Could you copy every line of the records below character for character, omitting the pictures?

[Annotated region listings]
(begin)

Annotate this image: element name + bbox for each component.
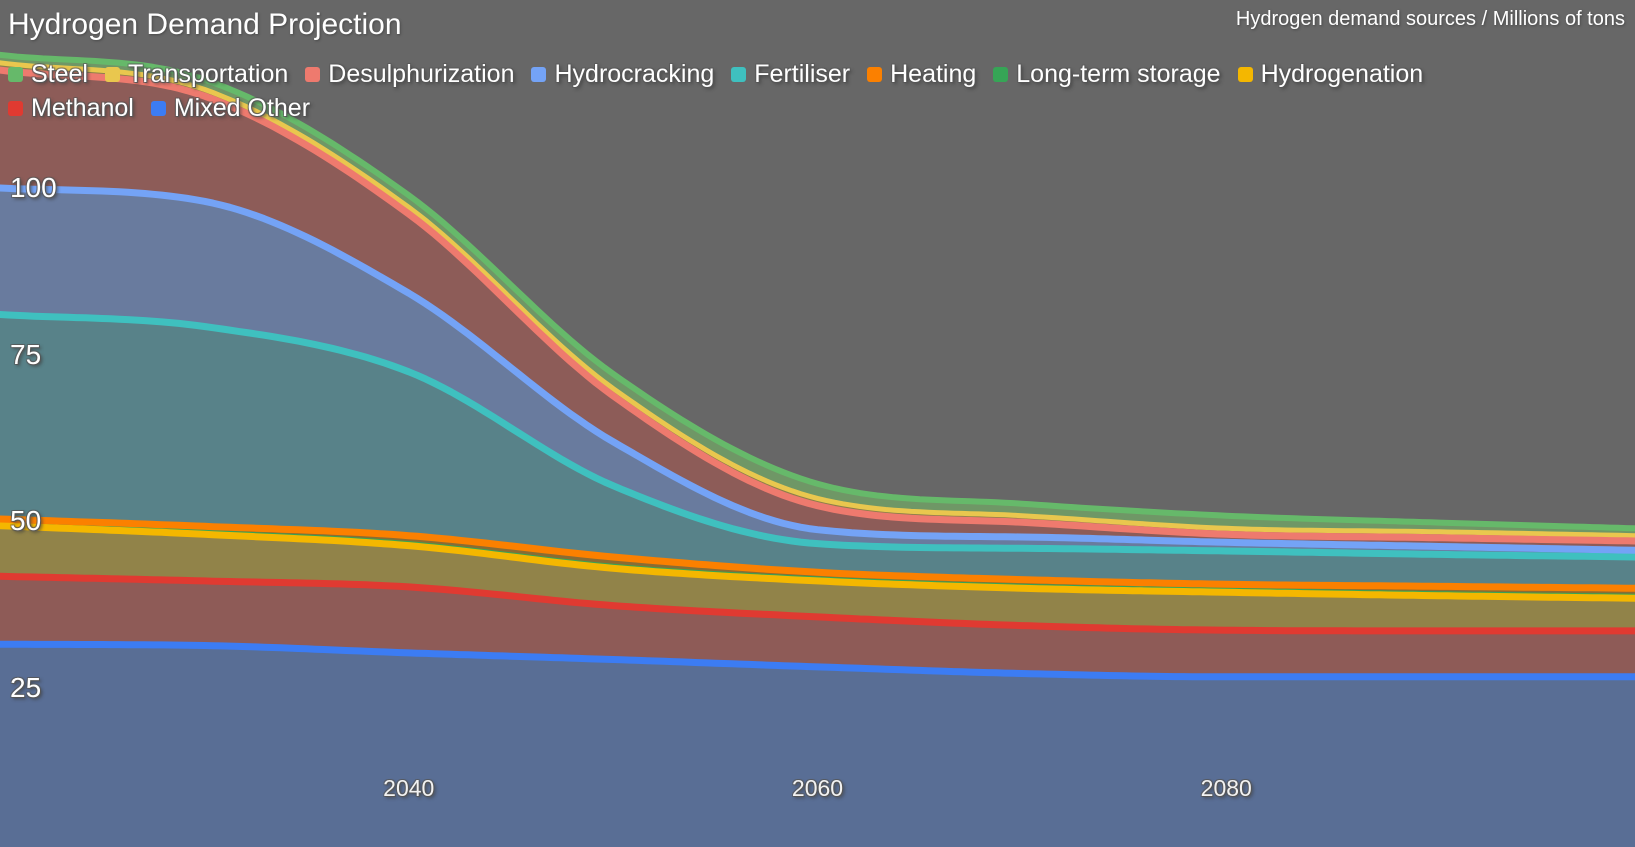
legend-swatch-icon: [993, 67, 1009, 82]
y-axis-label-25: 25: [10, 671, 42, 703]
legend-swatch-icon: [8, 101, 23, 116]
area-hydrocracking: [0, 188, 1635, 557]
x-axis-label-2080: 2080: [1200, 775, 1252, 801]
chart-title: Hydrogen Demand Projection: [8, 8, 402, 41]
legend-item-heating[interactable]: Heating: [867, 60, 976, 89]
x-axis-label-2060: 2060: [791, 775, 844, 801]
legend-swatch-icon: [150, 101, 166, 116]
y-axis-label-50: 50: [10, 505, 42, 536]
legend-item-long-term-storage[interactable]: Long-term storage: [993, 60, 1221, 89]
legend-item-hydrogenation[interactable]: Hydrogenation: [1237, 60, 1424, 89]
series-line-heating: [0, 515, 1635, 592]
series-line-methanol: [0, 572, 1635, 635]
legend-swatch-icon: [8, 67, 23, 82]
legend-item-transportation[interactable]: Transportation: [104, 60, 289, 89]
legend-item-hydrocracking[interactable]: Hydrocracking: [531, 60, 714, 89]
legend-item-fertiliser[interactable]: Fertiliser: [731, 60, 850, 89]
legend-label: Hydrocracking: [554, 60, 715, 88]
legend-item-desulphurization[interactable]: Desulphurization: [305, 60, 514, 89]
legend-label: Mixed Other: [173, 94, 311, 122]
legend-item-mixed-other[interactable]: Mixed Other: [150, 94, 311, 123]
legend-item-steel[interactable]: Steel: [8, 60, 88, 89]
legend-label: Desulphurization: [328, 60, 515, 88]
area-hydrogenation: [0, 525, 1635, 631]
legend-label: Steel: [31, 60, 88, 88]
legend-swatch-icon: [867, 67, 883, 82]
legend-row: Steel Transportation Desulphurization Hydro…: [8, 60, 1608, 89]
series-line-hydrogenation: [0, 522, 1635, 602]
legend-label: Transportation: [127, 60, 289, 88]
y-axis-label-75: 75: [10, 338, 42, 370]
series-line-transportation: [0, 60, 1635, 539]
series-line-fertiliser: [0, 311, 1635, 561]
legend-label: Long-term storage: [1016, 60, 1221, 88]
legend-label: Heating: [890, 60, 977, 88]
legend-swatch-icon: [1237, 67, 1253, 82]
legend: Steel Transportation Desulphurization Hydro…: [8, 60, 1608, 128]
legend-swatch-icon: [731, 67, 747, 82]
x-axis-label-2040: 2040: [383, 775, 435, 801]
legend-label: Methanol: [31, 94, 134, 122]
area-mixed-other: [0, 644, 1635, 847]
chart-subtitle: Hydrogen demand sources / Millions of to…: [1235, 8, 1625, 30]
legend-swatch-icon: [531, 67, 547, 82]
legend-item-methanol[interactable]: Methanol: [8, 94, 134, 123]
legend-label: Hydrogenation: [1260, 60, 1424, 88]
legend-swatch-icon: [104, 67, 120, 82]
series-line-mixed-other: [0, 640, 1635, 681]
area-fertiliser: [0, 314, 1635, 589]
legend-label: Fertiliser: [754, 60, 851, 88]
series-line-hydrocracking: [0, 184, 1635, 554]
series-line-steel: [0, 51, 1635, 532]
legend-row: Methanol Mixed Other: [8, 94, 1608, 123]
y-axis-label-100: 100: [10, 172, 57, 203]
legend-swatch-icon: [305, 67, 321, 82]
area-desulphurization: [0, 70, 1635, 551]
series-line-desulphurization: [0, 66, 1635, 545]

(end)

### IN RESPONSE
Annotate this image: element name + bbox for each component.
legend-swatch-icon: [993, 67, 1009, 82]
y-axis-label-25: 25: [10, 671, 42, 703]
legend-swatch-icon: [8, 101, 23, 116]
area-hydrocracking: [0, 188, 1635, 557]
x-axis-label-2080: 2080: [1200, 775, 1252, 801]
chart-title: Hydrogen Demand Projection: [8, 8, 402, 41]
legend-item-heating[interactable]: Heating: [867, 60, 976, 89]
x-axis-label-2060: 2060: [791, 775, 844, 801]
legend-swatch-icon: [150, 101, 166, 116]
y-axis-label-50: 50: [10, 505, 42, 536]
legend-item-long-term-storage[interactable]: Long-term storage: [993, 60, 1221, 89]
legend-item-hydrogenation[interactable]: Hydrogenation: [1237, 60, 1424, 89]
series-line-heating: [0, 515, 1635, 592]
series-line-methanol: [0, 572, 1635, 635]
legend-swatch-icon: [8, 67, 23, 82]
legend-item-transportation[interactable]: Transportation: [104, 60, 289, 89]
legend-item-hydrocracking[interactable]: Hydrocracking: [531, 60, 714, 89]
legend-item-fertiliser[interactable]: Fertiliser: [731, 60, 850, 89]
legend-label: Hydrocracking: [554, 60, 715, 88]
legend-item-desulphurization[interactable]: Desulphurization: [305, 60, 514, 89]
legend-label: Mixed Other: [173, 94, 311, 122]
legend-item-mixed-other[interactable]: Mixed Other: [150, 94, 311, 123]
legend-item-steel[interactable]: Steel: [8, 60, 88, 89]
legend-label: Desulphurization: [328, 60, 515, 88]
area-hydrogenation: [0, 525, 1635, 631]
legend-label: Steel: [31, 60, 88, 88]
legend-swatch-icon: [867, 67, 883, 82]
legend-row: Steel Transportation Desulphurization Hydro…: [8, 60, 1608, 89]
series-line-hydrogenation: [0, 522, 1635, 602]
legend-label: Transportation: [127, 60, 289, 88]
y-axis-label-75: 75: [10, 338, 42, 370]
series-line-transportation: [0, 60, 1635, 539]
series-line-fertiliser: [0, 311, 1635, 561]
legend-label: Long-term storage: [1016, 60, 1221, 88]
legend-label: Heating: [890, 60, 977, 88]
legend-swatch-icon: [1237, 67, 1253, 82]
legend: Steel Transportation Desulphurization Hydro…: [8, 60, 1608, 128]
legend-swatch-icon: [731, 67, 747, 82]
x-axis-label-2040: 2040: [383, 775, 435, 801]
legend-label: Methanol: [31, 94, 134, 122]
area-mixed-other: [0, 644, 1635, 847]
chart-subtitle: Hydrogen demand sources / Millions of to…: [1235, 8, 1625, 30]
legend-swatch-icon: [531, 67, 547, 82]
legend-item-methanol[interactable]: Methanol: [8, 94, 134, 123]
legend-label: Hydrogenation: [1260, 60, 1424, 88]
legend-swatch-icon: [104, 67, 120, 82]
series-line-mixed-other: [0, 640, 1635, 681]
area-fertiliser: [0, 314, 1635, 589]
legend-label: Fertiliser: [754, 60, 851, 88]
series-line-hydrocracking: [0, 184, 1635, 554]
series-line-steel: [0, 51, 1635, 532]
legend-row: Methanol Mixed Other: [8, 94, 1608, 123]
y-axis-label-100: 100: [10, 172, 57, 203]
legend-swatch-icon: [305, 67, 321, 82]
area-desulphurization: [0, 70, 1635, 551]
series-line-desulphurization: [0, 66, 1635, 545]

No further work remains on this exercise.